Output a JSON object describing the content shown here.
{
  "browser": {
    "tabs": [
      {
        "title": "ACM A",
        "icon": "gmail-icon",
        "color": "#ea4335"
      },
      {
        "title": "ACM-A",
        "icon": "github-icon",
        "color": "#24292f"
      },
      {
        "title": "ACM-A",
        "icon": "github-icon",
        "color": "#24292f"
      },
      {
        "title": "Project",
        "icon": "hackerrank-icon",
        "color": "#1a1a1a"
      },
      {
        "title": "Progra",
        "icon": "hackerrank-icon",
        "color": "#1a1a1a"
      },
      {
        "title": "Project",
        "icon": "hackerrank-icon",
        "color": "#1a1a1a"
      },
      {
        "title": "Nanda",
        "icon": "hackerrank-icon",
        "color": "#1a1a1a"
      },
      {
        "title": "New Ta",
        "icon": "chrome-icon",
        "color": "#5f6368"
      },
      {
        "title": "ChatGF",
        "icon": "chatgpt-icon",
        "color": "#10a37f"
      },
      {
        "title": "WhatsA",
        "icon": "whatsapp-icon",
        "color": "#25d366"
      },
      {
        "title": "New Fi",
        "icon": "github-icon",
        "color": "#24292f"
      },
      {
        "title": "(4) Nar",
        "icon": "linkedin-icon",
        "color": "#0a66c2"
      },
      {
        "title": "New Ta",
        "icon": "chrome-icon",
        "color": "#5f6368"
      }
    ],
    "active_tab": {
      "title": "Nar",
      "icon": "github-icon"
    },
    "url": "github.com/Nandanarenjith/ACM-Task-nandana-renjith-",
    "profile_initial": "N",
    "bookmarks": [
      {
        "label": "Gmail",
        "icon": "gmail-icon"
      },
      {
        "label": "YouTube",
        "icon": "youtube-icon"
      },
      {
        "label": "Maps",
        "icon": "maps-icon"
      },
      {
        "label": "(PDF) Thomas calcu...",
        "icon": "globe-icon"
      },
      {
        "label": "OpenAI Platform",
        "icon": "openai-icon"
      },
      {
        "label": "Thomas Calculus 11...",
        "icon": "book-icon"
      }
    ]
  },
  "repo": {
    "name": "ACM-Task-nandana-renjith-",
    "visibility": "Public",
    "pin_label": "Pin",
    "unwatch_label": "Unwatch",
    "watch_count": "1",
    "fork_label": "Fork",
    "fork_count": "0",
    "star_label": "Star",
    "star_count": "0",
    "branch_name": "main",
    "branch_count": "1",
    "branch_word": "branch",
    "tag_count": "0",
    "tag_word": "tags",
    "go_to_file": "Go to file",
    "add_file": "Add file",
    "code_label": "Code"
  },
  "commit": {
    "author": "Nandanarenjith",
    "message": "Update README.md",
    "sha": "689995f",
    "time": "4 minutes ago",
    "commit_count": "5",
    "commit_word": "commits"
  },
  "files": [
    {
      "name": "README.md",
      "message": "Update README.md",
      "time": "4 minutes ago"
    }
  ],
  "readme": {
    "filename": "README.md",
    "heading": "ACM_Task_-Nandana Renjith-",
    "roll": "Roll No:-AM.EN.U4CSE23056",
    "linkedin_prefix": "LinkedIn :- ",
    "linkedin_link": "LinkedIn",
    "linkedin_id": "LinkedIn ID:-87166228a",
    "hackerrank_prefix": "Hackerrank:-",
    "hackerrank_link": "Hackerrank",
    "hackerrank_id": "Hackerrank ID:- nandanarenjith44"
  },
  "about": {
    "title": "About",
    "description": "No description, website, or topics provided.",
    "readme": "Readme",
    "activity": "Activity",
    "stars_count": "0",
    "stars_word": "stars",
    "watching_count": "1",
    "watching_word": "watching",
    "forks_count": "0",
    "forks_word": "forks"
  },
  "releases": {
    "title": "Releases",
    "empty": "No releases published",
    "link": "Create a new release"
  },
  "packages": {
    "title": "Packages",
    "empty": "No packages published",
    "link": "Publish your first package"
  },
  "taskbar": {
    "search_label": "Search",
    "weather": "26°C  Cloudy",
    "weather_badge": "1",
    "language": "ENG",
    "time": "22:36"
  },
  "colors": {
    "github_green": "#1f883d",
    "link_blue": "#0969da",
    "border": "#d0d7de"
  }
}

****************************************

Problem statement: Can you reproduce all the material exactly?

Written response:
Output a JSON object describing the content shown here.
{
  "browser": {
    "tabs": [
      {
        "title": "ACM A",
        "icon": "gmail-icon",
        "color": "#ea4335"
      },
      {
        "title": "ACM-A",
        "icon": "github-icon",
        "color": "#24292f"
      },
      {
        "title": "ACM-A",
        "icon": "github-icon",
        "color": "#24292f"
      },
      {
        "title": "Project",
        "icon": "hackerrank-icon",
        "color": "#1a1a1a"
      },
      {
        "title": "Progra",
        "icon": "hackerrank-icon",
        "color": "#1a1a1a"
      },
      {
        "title": "Project",
        "icon": "hackerrank-icon",
        "color": "#1a1a1a"
      },
      {
        "title": "Nanda",
        "icon": "hackerrank-icon",
        "color": "#1a1a1a"
      },
      {
        "title": "New Ta",
        "icon": "chrome-icon",
        "color": "#5f6368"
      },
      {
        "title": "ChatGF",
        "icon": "chatgpt-icon",
        "color": "#10a37f"
      },
      {
        "title": "WhatsA",
        "icon": "whatsapp-icon",
        "color": "#25d366"
      },
      {
        "title": "New Fi",
        "icon": "github-icon",
        "color": "#24292f"
      },
      {
        "title": "(4) Nar",
        "icon": "linkedin-icon",
        "color": "#0a66c2"
      },
      {
        "title": "New Ta",
        "icon": "chrome-icon",
        "color": "#5f6368"
      }
    ],
    "active_tab": {
      "title": "Nar",
      "icon": "github-icon"
    },
    "url": "github.com/Nandanarenjith/ACM-Task-nandana-renjith-",
    "profile_initial": "N",
    "bookmarks": [
      {
        "label": "Gmail",
        "icon": "gmail-icon"
      },
      {
        "label": "YouTube",
        "icon": "youtube-icon"
      },
      {
        "label": "Maps",
        "icon": "maps-icon"
      },
      {
        "label": "(PDF) Thomas calcu...",
        "icon": "globe-icon"
      },
      {
        "label": "OpenAI Platform",
        "icon": "openai-icon"
      },
      {
        "label": "Thomas Calculus 11...",
        "icon": "book-icon"
      }
    ]
  },
  "repo": {
    "name": "ACM-Task-nandana-renjith-",
    "visibility": "Public",
    "pin_label": "Pin",
    "unwatch_label": "Unwatch",
    "watch_count": "1",
    "fork_label": "Fork",
    "fork_count": "0",
    "star_label": "Star",
    "star_count": "0",
    "branch_name": "main",
    "branch_count": "1",
    "branch_word": "branch",
    "tag_count": "0",
    "tag_word": "tags",
    "go_to_file": "Go to file",
    "add_file": "Add file",
    "code_label": "Code"
  },
  "commit": {
    "author": "Nandanarenjith",
    "message": "Update README.md",
    "sha": "689995f",
    "time": "4 minutes ago",
    "commit_count": "5",
    "commit_word": "commits"
  },
  "files": [
    {
      "name": "README.md",
      "message": "Update README.md",
      "time": "4 minutes ago"
    }
  ],
  "readme": {
    "filename": "README.md",
    "heading": "ACM_Task_-Nandana Renjith-",
    "roll": "Roll No:-AM.EN.U4CSE23056",
    "linkedin_prefix": "LinkedIn :- ",
    "linkedin_link": "LinkedIn",
    "linkedin_id": "LinkedIn ID:-87166228a",
    "hackerrank_prefix": "Hackerrank:-",
    "hackerrank_link": "Hackerrank",
    "hackerrank_id": "Hackerrank ID:- nandanarenjith44"
  },
  "about": {
    "title": "About",
    "description": "No description, website, or topics provided.",
    "readme": "Readme",
    "activity": "Activity",
    "stars_count": "0",
    "stars_word": "stars",
    "watching_count": "1",
    "watching_word": "watching",
    "forks_count": "0",
    "forks_word": "forks"
  },
  "releases": {
    "title": "Releases",
    "empty": "No releases published",
    "link": "Create a new release"
  },
  "packages": {
    "title": "Packages",
    "empty": "No packages published",
    "link": "Publish your first package"
  },
  "taskbar": {
    "search_label": "Search",
    "weather": "26°C  Cloudy",
    "weather_badge": "1",
    "language": "ENG",
    "time": "22:36"
  },
  "colors": {
    "github_green": "#1f883d",
    "link_blue": "#0969da",
    "border": "#d0d7de"
  }
}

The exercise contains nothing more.